%%

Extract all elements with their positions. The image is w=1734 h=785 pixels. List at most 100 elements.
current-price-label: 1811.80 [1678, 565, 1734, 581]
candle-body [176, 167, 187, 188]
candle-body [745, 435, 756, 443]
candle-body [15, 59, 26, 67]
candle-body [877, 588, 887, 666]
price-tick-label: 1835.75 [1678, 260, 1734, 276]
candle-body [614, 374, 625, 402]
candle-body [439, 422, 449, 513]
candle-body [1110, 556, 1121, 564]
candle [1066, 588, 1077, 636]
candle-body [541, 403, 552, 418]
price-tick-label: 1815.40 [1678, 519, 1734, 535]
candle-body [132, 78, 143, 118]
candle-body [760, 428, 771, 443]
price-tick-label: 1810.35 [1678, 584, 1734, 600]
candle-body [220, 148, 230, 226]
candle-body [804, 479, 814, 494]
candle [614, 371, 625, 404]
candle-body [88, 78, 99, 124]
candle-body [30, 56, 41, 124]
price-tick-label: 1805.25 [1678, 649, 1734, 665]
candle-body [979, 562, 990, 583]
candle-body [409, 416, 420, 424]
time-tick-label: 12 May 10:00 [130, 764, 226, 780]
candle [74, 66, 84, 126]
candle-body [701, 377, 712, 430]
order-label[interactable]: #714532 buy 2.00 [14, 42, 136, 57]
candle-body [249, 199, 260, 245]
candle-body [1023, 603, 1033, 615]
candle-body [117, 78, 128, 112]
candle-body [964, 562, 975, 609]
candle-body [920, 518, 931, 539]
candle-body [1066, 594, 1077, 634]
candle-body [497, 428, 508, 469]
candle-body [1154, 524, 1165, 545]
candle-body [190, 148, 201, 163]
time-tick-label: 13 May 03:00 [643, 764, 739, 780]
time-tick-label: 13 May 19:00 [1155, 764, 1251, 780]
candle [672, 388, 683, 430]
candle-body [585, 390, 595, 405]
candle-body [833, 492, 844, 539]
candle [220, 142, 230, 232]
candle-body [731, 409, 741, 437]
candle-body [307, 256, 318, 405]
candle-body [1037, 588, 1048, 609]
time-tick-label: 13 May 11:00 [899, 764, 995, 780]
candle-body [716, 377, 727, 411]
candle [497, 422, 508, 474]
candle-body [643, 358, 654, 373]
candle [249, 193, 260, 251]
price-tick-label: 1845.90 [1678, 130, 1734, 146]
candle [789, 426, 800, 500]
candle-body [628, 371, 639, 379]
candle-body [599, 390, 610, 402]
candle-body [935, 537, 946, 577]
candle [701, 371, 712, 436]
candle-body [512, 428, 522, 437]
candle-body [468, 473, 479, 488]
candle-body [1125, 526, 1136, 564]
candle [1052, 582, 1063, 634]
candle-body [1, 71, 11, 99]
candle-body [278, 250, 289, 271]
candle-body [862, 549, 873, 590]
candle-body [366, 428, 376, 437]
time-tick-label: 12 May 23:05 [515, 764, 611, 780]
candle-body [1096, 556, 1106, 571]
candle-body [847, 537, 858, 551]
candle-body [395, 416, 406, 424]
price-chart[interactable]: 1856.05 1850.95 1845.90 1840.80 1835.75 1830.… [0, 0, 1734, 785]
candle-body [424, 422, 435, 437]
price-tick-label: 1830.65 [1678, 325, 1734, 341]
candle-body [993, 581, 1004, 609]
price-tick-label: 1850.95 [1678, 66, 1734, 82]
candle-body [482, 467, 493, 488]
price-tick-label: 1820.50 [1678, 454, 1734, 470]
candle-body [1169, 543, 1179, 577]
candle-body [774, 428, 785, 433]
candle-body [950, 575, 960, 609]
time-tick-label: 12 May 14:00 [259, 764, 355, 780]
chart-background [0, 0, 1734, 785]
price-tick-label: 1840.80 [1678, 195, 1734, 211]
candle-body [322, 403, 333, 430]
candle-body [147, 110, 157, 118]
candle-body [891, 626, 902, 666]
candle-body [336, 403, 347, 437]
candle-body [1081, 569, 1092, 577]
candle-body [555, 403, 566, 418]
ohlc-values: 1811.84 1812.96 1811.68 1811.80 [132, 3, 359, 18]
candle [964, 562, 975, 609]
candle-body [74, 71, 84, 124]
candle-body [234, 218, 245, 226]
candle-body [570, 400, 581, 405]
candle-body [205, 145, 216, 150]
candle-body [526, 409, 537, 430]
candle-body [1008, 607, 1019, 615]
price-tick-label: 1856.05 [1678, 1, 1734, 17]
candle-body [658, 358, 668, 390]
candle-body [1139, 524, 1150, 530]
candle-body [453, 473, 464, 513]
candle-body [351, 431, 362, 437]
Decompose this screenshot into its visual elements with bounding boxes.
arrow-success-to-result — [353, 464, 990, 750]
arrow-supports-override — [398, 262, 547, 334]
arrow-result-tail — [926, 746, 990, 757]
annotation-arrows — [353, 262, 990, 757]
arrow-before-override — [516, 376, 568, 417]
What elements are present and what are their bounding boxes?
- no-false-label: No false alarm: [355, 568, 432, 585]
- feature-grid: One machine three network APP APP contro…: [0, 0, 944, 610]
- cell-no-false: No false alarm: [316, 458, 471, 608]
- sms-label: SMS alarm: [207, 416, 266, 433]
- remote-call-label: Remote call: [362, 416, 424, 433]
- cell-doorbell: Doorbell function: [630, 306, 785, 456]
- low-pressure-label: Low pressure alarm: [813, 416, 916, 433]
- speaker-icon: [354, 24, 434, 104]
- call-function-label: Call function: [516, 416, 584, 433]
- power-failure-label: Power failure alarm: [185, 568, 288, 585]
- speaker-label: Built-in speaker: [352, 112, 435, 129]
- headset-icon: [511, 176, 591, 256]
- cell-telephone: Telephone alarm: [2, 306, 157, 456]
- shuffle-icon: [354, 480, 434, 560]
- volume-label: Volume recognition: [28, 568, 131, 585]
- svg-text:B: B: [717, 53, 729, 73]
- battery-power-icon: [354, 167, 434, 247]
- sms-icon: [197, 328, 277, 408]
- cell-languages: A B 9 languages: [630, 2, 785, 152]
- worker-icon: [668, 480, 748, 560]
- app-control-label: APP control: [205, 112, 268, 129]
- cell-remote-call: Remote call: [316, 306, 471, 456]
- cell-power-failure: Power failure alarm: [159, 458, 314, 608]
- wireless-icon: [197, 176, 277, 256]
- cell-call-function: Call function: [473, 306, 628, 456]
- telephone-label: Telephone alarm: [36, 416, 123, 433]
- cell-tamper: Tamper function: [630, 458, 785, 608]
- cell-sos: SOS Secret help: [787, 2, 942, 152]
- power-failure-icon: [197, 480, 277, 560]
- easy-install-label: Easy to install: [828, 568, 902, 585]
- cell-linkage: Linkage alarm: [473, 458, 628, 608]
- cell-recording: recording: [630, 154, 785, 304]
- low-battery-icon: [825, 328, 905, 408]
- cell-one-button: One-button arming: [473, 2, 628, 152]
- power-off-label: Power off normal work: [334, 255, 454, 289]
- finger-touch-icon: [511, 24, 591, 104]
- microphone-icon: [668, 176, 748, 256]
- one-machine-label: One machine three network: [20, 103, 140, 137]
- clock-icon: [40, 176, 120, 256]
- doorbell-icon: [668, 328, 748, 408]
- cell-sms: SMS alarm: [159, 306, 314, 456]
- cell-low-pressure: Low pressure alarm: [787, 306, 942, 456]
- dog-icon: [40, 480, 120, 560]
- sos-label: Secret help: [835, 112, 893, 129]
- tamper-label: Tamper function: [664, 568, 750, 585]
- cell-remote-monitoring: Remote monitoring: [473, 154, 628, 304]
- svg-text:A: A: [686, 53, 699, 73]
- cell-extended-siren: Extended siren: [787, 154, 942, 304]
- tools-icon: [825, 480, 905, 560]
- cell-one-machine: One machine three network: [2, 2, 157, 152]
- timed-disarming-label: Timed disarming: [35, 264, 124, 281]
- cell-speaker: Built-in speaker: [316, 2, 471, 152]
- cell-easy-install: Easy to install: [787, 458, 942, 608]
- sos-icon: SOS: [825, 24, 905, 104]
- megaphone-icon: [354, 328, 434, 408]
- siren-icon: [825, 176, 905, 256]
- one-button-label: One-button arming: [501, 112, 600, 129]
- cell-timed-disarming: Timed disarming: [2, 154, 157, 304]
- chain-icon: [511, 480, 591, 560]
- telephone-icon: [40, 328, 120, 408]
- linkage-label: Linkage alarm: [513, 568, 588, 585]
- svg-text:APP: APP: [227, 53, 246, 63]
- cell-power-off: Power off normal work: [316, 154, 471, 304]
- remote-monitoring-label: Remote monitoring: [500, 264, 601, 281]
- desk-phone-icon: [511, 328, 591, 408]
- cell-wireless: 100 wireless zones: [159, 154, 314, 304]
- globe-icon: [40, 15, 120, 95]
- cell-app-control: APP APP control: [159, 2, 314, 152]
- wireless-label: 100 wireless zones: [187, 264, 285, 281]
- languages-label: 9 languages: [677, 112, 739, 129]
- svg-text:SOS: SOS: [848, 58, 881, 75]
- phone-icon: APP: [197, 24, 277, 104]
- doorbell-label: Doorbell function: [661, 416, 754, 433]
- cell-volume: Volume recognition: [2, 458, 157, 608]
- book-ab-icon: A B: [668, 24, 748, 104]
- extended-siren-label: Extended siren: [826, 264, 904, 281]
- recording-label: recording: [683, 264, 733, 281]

%%

**What to work on**
Recast the listing as a numbered list, from its first line up to and including the line with "order-label[interactable]: #714532 buy". Leave out any blank lines.

**Solution to this problem**
1. Extract all elements with their positions. The image is w=1734 h=785 pixels. List at most 100 elements.
2. current-price-label: 1811.80 [1678, 565, 1734, 581]
3. candle-body [176, 167, 187, 188]
4. candle-body [745, 435, 756, 443]
5. candle-body [15, 59, 26, 67]
6. candle-body [877, 588, 887, 666]
7. price-tick-label: 1835.75 [1678, 260, 1734, 276]
8. candle-body [614, 374, 625, 402]
9. candle-body [439, 422, 449, 513]
10. candle-body [1110, 556, 1121, 564]
11. candle [1066, 588, 1077, 636]
12. candle-body [541, 403, 552, 418]
13. price-tick-label: 1815.40 [1678, 519, 1734, 535]
14. candle-body [132, 78, 143, 118]
15. candle-body [760, 428, 771, 443]
16. price-tick-label: 1810.35 [1678, 584, 1734, 600]
17. candle-body [220, 148, 230, 226]
18. candle-body [804, 479, 814, 494]
19. candle [614, 371, 625, 404]
20. candle-body [88, 78, 99, 124]
21. candle-body [30, 56, 41, 124]
22. price-tick-label: 1805.25 [1678, 649, 1734, 665]
23. candle-body [979, 562, 990, 583]
24. candle-body [409, 416, 420, 424]
25. time-tick-label: 12 May 10:00 [130, 764, 226, 780]
26. candle [74, 66, 84, 126]
27. candle-body [701, 377, 712, 430]
28. order-label[interactable]: #714532 buy 2.00 [14, 42, 136, 57]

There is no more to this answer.